Collect every line below that contains the word "согласованию".

Data excerpts:
* * * *

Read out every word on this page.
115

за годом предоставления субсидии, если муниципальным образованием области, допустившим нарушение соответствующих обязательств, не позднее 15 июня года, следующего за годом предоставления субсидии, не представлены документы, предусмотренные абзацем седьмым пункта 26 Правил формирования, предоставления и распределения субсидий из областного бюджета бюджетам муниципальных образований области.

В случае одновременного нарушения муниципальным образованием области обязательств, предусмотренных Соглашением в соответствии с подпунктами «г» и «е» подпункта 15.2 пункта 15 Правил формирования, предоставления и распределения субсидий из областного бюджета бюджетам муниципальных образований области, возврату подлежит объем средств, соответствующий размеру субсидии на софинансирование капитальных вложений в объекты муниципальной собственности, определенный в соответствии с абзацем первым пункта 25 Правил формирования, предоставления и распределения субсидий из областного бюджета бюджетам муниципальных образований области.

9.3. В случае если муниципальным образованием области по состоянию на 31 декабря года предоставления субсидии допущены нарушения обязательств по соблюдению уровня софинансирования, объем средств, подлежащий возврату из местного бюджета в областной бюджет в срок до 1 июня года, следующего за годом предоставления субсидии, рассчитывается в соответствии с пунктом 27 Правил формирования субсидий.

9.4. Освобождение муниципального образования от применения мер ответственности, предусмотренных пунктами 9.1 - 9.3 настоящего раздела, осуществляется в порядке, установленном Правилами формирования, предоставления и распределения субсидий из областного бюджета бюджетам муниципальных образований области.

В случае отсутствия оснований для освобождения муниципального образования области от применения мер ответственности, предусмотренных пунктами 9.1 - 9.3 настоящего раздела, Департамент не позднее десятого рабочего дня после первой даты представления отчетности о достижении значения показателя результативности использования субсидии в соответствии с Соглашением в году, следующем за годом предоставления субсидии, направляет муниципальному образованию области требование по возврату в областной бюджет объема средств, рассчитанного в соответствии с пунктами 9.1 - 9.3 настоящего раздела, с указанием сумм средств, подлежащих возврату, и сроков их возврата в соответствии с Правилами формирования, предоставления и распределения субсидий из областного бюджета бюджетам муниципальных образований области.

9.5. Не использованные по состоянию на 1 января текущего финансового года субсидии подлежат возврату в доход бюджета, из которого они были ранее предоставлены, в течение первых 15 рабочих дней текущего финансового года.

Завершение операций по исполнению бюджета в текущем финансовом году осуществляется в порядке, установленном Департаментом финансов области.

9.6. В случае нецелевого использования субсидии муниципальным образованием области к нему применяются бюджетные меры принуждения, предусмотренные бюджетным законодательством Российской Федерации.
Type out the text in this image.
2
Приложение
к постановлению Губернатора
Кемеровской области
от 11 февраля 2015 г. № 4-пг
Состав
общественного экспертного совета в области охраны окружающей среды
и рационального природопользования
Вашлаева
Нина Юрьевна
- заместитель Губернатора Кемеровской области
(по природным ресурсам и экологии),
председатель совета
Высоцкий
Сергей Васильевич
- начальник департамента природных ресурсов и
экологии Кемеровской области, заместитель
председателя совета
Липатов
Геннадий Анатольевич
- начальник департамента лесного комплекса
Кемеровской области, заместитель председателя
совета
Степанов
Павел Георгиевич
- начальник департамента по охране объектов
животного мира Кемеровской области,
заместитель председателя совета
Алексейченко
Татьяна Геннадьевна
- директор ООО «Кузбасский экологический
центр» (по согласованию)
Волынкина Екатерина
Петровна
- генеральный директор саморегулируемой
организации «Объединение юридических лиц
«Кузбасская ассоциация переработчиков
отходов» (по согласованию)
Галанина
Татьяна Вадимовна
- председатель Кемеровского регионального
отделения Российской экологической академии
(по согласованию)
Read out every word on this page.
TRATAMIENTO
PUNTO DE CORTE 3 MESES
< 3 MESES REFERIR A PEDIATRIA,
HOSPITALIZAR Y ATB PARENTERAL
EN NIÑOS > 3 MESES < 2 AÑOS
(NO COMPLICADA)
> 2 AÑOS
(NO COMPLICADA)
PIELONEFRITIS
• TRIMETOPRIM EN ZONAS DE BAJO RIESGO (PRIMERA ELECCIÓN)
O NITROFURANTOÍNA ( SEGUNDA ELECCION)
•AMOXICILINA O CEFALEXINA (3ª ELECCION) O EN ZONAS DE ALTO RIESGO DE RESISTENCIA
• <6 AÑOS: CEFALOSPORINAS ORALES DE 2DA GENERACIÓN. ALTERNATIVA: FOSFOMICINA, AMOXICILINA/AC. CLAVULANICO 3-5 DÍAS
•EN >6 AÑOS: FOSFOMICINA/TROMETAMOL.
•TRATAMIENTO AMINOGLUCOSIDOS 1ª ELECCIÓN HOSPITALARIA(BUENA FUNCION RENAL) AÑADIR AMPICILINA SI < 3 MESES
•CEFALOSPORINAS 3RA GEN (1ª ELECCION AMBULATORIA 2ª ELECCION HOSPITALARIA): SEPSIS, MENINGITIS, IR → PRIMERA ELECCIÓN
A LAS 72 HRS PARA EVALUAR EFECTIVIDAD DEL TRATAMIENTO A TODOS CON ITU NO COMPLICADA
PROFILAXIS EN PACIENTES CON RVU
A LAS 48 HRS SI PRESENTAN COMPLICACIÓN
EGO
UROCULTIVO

* * * *

■ **Completed exercise**:
центр» (по согласованию)
отходов» (по согласованию)
(по согласованию)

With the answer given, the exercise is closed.